■ Data for this exercise:

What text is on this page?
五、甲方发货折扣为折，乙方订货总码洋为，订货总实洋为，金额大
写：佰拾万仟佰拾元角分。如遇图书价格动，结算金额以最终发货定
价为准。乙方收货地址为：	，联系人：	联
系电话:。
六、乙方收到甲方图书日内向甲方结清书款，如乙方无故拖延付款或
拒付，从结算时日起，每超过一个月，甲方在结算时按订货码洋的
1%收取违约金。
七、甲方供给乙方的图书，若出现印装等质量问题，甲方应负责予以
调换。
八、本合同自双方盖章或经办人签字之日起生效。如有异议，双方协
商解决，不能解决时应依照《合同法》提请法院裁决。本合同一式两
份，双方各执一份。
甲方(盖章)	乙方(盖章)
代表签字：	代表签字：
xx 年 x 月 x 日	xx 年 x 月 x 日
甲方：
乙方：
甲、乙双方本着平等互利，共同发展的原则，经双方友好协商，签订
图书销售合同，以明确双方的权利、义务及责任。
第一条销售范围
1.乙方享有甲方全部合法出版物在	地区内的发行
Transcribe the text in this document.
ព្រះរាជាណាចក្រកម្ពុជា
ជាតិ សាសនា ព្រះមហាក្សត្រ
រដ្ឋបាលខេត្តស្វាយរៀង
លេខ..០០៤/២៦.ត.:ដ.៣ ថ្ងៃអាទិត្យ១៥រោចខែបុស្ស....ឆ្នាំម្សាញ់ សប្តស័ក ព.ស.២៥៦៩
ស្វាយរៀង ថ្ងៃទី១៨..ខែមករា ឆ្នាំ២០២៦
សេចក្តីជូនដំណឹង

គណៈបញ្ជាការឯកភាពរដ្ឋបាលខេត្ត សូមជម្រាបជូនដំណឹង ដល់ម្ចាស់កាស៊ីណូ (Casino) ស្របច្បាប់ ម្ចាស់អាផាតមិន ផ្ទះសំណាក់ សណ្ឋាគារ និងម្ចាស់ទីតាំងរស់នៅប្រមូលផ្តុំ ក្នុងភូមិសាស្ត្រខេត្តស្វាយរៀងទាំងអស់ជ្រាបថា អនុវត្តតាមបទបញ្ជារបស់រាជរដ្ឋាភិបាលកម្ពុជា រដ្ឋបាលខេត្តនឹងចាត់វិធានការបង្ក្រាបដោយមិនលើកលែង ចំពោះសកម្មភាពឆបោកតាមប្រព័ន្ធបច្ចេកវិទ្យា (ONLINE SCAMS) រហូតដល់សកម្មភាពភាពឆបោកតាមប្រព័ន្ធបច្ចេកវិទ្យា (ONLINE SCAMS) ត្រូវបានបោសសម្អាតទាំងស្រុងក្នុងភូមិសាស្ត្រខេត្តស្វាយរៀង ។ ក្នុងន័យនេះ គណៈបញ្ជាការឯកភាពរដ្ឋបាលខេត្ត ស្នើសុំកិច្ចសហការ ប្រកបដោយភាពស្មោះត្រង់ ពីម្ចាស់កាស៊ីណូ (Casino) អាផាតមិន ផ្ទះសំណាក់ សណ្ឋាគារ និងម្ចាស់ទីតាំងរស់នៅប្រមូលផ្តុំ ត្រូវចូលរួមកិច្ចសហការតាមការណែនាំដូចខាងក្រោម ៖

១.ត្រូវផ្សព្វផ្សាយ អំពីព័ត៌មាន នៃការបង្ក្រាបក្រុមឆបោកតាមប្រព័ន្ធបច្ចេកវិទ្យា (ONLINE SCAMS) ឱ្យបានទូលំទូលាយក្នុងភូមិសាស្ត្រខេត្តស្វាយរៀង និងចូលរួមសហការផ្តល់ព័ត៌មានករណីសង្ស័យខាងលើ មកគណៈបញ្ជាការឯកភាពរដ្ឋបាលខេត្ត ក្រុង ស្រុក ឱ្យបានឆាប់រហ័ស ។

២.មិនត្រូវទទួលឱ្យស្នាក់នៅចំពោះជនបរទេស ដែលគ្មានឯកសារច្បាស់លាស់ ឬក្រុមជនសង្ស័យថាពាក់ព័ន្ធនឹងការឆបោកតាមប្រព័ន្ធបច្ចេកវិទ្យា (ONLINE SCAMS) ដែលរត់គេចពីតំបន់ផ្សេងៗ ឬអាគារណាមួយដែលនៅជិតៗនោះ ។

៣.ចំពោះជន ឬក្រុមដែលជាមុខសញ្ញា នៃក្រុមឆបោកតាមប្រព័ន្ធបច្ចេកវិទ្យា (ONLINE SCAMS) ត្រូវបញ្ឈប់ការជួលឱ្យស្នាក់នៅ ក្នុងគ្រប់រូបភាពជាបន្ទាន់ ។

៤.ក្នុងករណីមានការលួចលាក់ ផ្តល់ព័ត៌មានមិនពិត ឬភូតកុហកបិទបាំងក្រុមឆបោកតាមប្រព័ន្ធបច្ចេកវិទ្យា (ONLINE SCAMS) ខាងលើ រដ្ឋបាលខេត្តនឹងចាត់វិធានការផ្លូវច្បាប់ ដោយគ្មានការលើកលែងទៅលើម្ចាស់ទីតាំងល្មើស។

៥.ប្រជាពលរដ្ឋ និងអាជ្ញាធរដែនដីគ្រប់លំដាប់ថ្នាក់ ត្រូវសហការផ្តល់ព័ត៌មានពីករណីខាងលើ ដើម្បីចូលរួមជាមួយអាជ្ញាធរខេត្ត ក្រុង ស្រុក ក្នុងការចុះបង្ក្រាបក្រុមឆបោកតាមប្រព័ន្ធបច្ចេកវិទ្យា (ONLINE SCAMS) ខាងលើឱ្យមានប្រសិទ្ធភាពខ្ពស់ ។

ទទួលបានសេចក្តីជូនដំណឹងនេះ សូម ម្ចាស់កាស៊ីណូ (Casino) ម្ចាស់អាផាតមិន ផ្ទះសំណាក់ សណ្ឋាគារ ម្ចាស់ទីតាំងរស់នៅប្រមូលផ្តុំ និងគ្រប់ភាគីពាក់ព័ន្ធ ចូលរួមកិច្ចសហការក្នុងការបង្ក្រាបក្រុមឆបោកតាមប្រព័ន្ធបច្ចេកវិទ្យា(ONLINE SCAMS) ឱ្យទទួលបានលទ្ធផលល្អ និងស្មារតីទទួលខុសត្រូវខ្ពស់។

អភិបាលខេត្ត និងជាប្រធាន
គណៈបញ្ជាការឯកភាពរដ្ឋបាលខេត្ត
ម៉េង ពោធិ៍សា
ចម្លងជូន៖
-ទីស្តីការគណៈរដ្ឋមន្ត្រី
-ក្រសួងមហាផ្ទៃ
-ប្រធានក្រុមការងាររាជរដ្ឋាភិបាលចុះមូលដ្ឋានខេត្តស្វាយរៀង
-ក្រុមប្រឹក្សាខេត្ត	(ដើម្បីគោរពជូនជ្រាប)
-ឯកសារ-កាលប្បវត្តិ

■ What the task requires: Copy out the whole listing exactly as written.

■ Exercise result:
What text is on this page?
五、甲方发货折扣为折，乙方订货总码洋为，订货总实洋为，金额大
写：佰拾万仟佰拾元角分。如遇图书价格动，结算金额以最终发货定
价为准。乙方收货地址为：	，联系人：	联
系电话:。
六、乙方收到甲方图书日内向甲方结清书款，如乙方无故拖延付款或
拒付，从结算时日起，每超过一个月，甲方在结算时按订货码洋的
1%收取违约金。
七、甲方供给乙方的图书，若出现印装等质量问题，甲方应负责予以
调换。
八、本合同自双方盖章或经办人签字之日起生效。如有异议，双方协
商解决，不能解决时应依照《合同法》提请法院裁决。本合同一式两
份，双方各执一份。
甲方(盖章)	乙方(盖章)
代表签字：	代表签字：
xx 年 x 月 x 日	xx 年 x 月 x 日
甲方：
乙方：
甲、乙双方本着平等互利，共同发展的原则，经双方友好协商，签订
图书销售合同，以明确双方的权利、义务及责任。
第一条销售范围
1.乙方享有甲方全部合法出版物在	地区内的发行
Transcribe the text in this document.
ព្រះរាជាណាចក្រកម្ពុជា
ជាតិ សាសនា ព្រះមហាក្សត្រ
រដ្ឋបាលខេត្តស្វាយរៀង
លេខ..០០៤/២៦.ត.:ដ.៣ ថ្ងៃអាទិត្យ១៥រោចខែបុស្ស....ឆ្នាំម្សាញ់ សប្តស័ក ព.ស.២៥៦៩
ស្វាយរៀង ថ្ងៃទី១៨..ខែមករា ឆ្នាំ២០២៦
សេចក្តីជូនដំណឹង

គណៈបញ្ជាការឯកភាពរដ្ឋបាលខេត្ត សូមជម្រាបជូនដំណឹង ដល់ម្ចាស់កាស៊ីណូ (Casino) ស្របច្បាប់ ម្ចាស់អាផាតមិន ផ្ទះសំណាក់ សណ្ឋាគារ និងម្ចាស់ទីតាំងរស់នៅប្រមូលផ្តុំ ក្នុងភូមិសាស្ត្រខេត្តស្វាយរៀងទាំងអស់ជ្រាបថា អនុវត្តតាមបទបញ្ជារបស់រាជរដ្ឋាភិបាលកម្ពុជា រដ្ឋបាលខេត្តនឹងចាត់វិធានការបង្ក្រាបដោយមិនលើកលែង ចំពោះសកម្មភាពឆបោកតាមប្រព័ន្ធបច្ចេកវិទ្យា (ONLINE SCAMS) រហូតដល់សកម្មភាពភាពឆបោកតាមប្រព័ន្ធបច្ចេកវិទ្យា (ONLINE SCAMS) ត្រូវបានបោសសម្អាតទាំងស្រុងក្នុងភូមិសាស្ត្រខេត្តស្វាយរៀង ។ ក្នុងន័យនេះ គណៈបញ្ជាការឯកភាពរដ្ឋបាលខេត្ត ស្នើសុំកិច្ចសហការ ប្រកបដោយភាពស្មោះត្រង់ ពីម្ចាស់កាស៊ីណូ (Casino) អាផាតមិន ផ្ទះសំណាក់ សណ្ឋាគារ និងម្ចាស់ទីតាំងរស់នៅប្រមូលផ្តុំ ត្រូវចូលរួមកិច្ចសហការតាមការណែនាំដូចខាងក្រោម ៖

១.ត្រូវផ្សព្វផ្សាយ អំពីព័ត៌មាន នៃការបង្ក្រាបក្រុមឆបោកតាមប្រព័ន្ធបច្ចេកវិទ្យា (ONLINE SCAMS) ឱ្យបានទូលំទូលាយក្នុងភូមិសាស្ត្រខេត្តស្វាយរៀង និងចូលរួមសហការផ្តល់ព័ត៌មានករណីសង្ស័យខាងលើ មកគណៈបញ្ជាការឯកភាពរដ្ឋបាលខេត្ត ក្រុង ស្រុក ឱ្យបានឆាប់រហ័ស ។

២.មិនត្រូវទទួលឱ្យស្នាក់នៅចំពោះជនបរទេស ដែលគ្មានឯកសារច្បាស់លាស់ ឬក្រុមជនសង្ស័យថាពាក់ព័ន្ធនឹងការឆបោកតាមប្រព័ន្ធបច្ចេកវិទ្យា (ONLINE SCAMS) ដែលរត់គេចពីតំបន់ផ្សេងៗ ឬអាគារណាមួយដែលនៅជិតៗនោះ ។

៣.ចំពោះជន ឬក្រុមដែលជាមុខសញ្ញា នៃក្រុមឆបោកតាមប្រព័ន្ធបច្ចេកវិទ្យា (ONLINE SCAMS) ត្រូវបញ្ឈប់ការជួលឱ្យស្នាក់នៅ ក្នុងគ្រប់រូបភាពជាបន្ទាន់ ។

៤.ក្នុងករណីមានការលួចលាក់ ផ្តល់ព័ត៌មានមិនពិត ឬភូតកុហកបិទបាំងក្រុមឆបោកតាមប្រព័ន្ធបច្ចេកវិទ្យា (ONLINE SCAMS) ខាងលើ រដ្ឋបាលខេត្តនឹងចាត់វិធានការផ្លូវច្បាប់ ដោយគ្មានការលើកលែងទៅលើម្ចាស់ទីតាំងល្មើស។

៥.ប្រជាពលរដ្ឋ និងអាជ្ញាធរដែនដីគ្រប់លំដាប់ថ្នាក់ ត្រូវសហការផ្តល់ព័ត៌មានពីករណីខាងលើ ដើម្បីចូលរួមជាមួយអាជ្ញាធរខេត្ត ក្រុង ស្រុក ក្នុងការចុះបង្ក្រាបក្រុមឆបោកតាមប្រព័ន្ធបច្ចេកវិទ្យា (ONLINE SCAMS) ខាងលើឱ្យមានប្រសិទ្ធភាពខ្ពស់ ។

ទទួលបានសេចក្តីជូនដំណឹងនេះ សូម ម្ចាស់កាស៊ីណូ (Casino) ម្ចាស់អាផាតមិន ផ្ទះសំណាក់ សណ្ឋាគារ ម្ចាស់ទីតាំងរស់នៅប្រមូលផ្តុំ និងគ្រប់ភាគីពាក់ព័ន្ធ ចូលរួមកិច្ចសហការក្នុងការបង្ក្រាបក្រុមឆបោកតាមប្រព័ន្ធបច្ចេកវិទ្យា(ONLINE SCAMS) ឱ្យទទួលបានលទ្ធផលល្អ និងស្មារតីទទួលខុសត្រូវខ្ពស់។

អភិបាលខេត្ត និងជាប្រធាន
គណៈបញ្ជាការឯកភាពរដ្ឋបាលខេត្ត
ម៉េង ពោធិ៍សា
ចម្លងជូន៖
-ទីស្តីការគណៈរដ្ឋមន្ត្រី
-ក្រសួងមហាផ្ទៃ
-ប្រធានក្រុមការងាររាជរដ្ឋាភិបាលចុះមូលដ្ឋានខេត្តស្វាយរៀង
-ក្រុមប្រឹក្សាខេត្ត	(ដើម្បីគោរពជូនជ្រាប)
-ឯកសារ-កាលប្បវត្តិ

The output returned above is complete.